Exercise goal — Please reproduce every record, keeping each one exactly as written.

Listed records —
>>>

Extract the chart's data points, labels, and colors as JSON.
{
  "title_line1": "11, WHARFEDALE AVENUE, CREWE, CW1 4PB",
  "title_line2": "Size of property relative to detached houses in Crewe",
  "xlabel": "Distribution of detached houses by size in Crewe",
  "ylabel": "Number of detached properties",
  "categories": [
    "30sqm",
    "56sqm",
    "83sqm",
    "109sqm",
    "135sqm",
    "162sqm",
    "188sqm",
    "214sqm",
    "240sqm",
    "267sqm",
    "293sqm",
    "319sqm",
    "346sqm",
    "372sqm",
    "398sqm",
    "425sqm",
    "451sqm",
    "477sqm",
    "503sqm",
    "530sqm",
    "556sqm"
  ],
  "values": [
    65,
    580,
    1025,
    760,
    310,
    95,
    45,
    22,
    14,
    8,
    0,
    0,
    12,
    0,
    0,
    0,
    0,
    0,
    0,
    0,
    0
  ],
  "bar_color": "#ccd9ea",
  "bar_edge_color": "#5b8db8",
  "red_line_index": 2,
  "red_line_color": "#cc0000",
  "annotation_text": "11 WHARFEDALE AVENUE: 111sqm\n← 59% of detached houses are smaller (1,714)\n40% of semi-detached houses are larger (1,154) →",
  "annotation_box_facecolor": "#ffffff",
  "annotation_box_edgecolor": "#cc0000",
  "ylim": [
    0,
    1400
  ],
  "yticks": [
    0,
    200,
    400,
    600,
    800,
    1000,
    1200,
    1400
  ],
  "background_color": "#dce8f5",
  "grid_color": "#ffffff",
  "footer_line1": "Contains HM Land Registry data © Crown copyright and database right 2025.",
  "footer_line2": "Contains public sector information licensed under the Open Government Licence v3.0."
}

<<<

Answer to the task —
Extract the chart's data points, labels, and colors as JSON.
{
  "title_line1": "11, WHARFEDALE AVENUE, CREWE, CW1 4PB",
  "title_line2": "Size of property relative to detached houses in Crewe",
  "xlabel": "Distribution of detached houses by size in Crewe",
  "ylabel": "Number of detached properties",
  "categories": [
    "30sqm",
    "56sqm",
    "83sqm",
    "109sqm",
    "135sqm",
    "162sqm",
    "188sqm",
    "214sqm",
    "240sqm",
    "267sqm",
    "293sqm",
    "319sqm",
    "346sqm",
    "372sqm",
    "398sqm",
    "425sqm",
    "451sqm",
    "477sqm",
    "503sqm",
    "530sqm",
    "556sqm"
  ],
  "values": [
    65,
    580,
    1025,
    760,
    310,
    95,
    45,
    22,
    14,
    8,
    0,
    0,
    12,
    0,
    0,
    0,
    0,
    0,
    0,
    0,
    0
  ],
  "bar_color": "#ccd9ea",
  "bar_edge_color": "#5b8db8",
  "red_line_index": 2,
  "red_line_color": "#cc0000",
  "annotation_text": "11 WHARFEDALE AVENUE: 111sqm\n← 59% of detached houses are smaller (1,714)\n40% of semi-detached houses are larger (1,154) →",
  "annotation_box_facecolor": "#ffffff",
  "annotation_box_edgecolor": "#cc0000",
  "ylim": [
    0,
    1400
  ],
  "yticks": [
    0,
    200,
    400,
    600,
    800,
    1000,
    1200,
    1400
  ],
  "background_color": "#dce8f5",
  "grid_color": "#ffffff",
  "footer_line1": "Contains HM Land Registry data © Crown copyright and database right 2025.",
  "footer_line2": "Contains public sector information licensed under the Open Government Licence v3.0."
}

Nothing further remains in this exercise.